▶ **Dataset records**:
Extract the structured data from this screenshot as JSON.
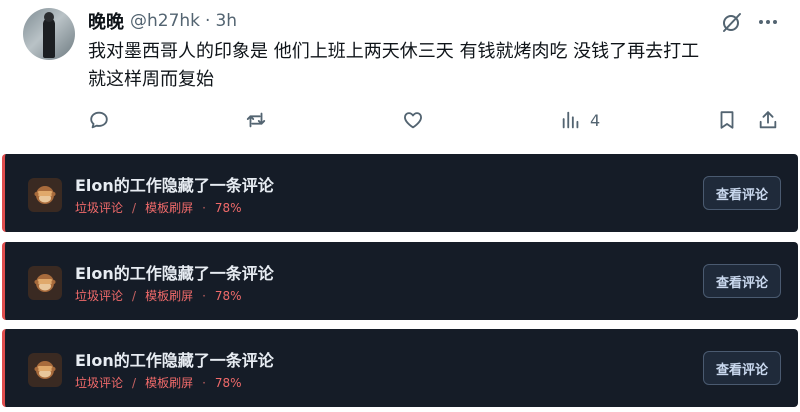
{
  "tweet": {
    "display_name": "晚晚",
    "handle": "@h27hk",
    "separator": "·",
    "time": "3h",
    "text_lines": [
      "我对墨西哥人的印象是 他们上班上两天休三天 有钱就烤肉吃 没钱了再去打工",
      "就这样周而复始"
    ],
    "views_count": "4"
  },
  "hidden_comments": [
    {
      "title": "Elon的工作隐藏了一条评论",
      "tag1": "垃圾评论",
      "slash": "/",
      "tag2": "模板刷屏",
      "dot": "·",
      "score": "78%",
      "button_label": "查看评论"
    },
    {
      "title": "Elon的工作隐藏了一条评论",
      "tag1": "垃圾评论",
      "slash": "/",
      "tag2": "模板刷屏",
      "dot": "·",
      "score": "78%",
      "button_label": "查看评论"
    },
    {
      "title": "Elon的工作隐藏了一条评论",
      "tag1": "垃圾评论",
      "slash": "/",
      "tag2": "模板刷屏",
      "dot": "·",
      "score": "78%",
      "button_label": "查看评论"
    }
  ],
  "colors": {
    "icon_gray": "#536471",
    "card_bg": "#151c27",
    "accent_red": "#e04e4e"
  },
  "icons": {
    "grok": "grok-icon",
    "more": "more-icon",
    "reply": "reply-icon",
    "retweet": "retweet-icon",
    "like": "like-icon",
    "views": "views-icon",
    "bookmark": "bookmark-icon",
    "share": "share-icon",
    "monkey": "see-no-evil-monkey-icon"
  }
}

* * *

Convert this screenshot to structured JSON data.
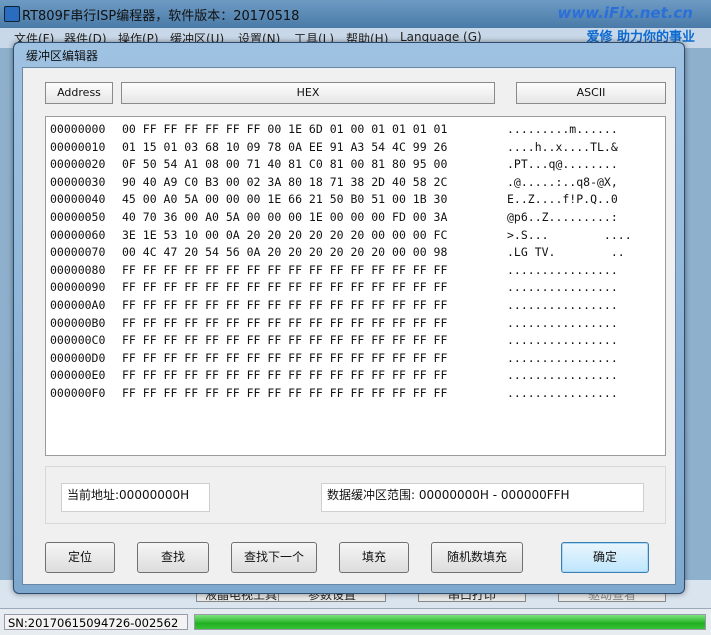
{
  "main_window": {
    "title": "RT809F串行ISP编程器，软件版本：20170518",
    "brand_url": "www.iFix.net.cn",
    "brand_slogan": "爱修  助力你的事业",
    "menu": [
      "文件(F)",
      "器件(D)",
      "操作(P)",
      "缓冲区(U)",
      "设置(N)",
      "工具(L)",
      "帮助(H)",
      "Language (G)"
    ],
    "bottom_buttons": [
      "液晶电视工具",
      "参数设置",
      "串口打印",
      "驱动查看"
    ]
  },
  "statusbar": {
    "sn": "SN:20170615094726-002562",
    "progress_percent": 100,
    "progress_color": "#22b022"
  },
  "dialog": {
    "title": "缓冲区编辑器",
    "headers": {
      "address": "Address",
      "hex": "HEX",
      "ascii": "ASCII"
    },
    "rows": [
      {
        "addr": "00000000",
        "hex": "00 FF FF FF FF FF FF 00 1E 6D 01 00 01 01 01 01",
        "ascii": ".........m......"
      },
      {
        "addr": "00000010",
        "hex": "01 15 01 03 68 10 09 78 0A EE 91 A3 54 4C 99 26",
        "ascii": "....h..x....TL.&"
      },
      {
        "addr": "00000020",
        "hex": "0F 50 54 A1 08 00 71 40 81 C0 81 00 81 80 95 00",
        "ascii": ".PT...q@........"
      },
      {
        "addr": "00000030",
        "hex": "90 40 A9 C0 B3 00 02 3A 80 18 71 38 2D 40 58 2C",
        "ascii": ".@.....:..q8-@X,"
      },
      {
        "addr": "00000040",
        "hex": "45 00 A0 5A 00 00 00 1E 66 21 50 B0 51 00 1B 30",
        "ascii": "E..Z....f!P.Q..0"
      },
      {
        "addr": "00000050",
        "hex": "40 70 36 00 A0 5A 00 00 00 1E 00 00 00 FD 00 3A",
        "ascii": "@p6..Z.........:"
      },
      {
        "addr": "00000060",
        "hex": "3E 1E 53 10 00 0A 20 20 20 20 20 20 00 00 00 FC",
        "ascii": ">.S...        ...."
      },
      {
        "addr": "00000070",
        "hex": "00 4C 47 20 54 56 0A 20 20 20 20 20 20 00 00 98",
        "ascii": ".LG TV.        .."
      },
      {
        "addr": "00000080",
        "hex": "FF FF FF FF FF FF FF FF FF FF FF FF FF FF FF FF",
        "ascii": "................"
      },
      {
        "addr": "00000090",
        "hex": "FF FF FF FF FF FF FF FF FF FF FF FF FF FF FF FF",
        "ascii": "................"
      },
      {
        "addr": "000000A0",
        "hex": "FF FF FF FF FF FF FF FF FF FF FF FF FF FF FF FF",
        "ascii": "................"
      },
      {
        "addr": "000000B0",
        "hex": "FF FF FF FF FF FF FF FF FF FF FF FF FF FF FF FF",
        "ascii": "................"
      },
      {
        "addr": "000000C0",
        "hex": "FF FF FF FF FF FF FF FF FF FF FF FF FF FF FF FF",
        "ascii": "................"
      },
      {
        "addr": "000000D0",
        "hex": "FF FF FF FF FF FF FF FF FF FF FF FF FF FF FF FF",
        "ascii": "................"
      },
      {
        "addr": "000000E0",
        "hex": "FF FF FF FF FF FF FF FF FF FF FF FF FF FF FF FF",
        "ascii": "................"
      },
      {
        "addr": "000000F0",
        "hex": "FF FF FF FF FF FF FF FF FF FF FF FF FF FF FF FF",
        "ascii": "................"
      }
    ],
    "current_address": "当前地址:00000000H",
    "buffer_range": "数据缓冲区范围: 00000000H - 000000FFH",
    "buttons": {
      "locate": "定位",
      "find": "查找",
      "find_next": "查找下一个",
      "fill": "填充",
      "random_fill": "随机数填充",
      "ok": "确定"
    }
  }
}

==

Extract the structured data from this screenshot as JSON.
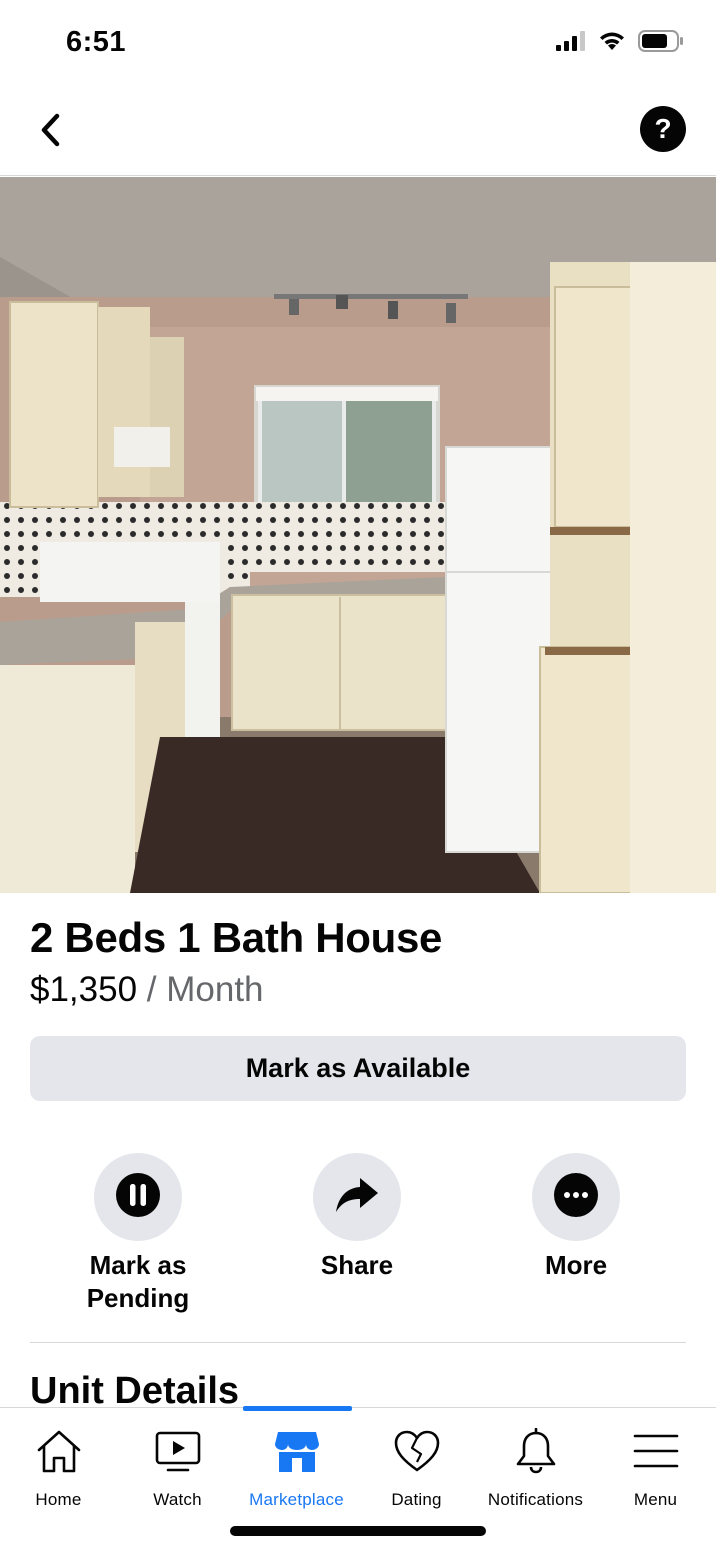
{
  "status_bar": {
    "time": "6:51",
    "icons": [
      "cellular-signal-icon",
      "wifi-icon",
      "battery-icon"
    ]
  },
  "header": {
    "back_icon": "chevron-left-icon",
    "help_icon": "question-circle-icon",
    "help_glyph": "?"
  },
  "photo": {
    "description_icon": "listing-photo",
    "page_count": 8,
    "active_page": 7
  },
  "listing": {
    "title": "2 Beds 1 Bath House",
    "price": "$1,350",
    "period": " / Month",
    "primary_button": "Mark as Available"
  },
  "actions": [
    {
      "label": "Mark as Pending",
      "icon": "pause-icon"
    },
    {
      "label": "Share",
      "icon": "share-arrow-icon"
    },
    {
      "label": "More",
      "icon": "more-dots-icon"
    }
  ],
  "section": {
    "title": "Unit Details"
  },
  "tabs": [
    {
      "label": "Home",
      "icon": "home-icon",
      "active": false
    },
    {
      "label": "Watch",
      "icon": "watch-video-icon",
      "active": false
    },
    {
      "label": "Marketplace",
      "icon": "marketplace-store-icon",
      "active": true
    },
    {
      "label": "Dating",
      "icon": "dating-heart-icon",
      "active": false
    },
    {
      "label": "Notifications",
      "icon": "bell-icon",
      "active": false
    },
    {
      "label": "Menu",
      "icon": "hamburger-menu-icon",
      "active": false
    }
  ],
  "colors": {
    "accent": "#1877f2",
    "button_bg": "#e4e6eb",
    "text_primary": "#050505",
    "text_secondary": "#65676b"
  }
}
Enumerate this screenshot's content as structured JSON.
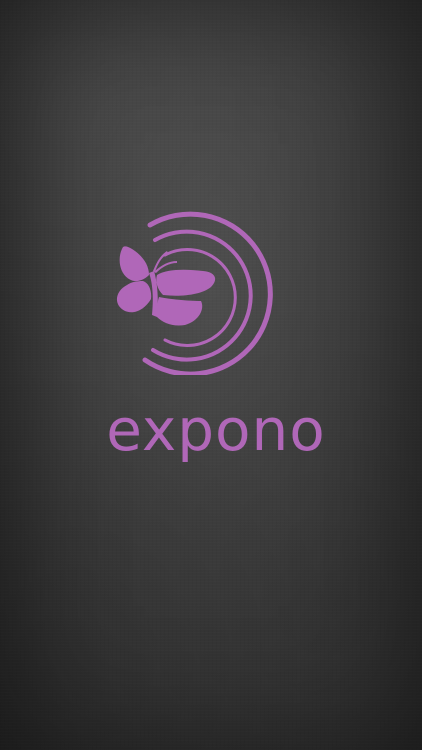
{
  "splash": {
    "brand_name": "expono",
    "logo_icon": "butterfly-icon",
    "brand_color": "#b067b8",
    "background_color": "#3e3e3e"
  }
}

▶ **Task to carry out**: Copy out every line from the records that has the word "listing".

▶ **Correct result**:
    "description_icon": "listing-photo",
  "listing": {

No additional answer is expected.